EXERCISE GOAL :: Find and return each line containing "Markit".

DATA EXTRACT ::

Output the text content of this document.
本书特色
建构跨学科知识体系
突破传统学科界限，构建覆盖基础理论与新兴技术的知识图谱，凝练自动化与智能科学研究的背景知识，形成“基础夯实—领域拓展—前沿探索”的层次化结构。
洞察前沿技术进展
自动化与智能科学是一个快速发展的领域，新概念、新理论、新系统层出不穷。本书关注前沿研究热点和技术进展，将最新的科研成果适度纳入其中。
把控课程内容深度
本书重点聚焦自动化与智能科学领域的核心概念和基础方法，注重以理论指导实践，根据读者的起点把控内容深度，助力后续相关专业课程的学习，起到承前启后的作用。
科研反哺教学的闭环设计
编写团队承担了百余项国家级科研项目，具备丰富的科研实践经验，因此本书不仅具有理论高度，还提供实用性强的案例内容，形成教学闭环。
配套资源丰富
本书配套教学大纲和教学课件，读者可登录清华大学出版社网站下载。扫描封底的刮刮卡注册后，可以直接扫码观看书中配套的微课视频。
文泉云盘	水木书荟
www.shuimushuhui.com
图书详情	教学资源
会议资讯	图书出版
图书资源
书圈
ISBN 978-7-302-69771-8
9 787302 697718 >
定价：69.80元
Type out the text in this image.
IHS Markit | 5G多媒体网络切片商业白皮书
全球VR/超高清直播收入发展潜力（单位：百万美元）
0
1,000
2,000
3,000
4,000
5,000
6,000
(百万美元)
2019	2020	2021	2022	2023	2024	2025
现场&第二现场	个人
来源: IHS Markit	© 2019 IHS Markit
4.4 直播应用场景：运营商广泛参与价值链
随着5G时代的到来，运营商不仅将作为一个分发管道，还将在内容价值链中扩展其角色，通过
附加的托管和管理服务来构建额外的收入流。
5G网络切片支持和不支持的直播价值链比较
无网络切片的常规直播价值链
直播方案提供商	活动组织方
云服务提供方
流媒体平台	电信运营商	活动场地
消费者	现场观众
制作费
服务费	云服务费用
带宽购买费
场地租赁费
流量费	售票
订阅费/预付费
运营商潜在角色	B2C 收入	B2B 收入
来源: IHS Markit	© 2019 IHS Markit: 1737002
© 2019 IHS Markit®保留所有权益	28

SOLVED PROBLEM ::
IHS Markit | 5G多媒体网络切片商业白皮书
来源: IHS Markit	© 2019 IHS Markit
来源: IHS Markit	© 2019 IHS Markit: 1737002
© 2019 IHS Markit®保留所有权益	28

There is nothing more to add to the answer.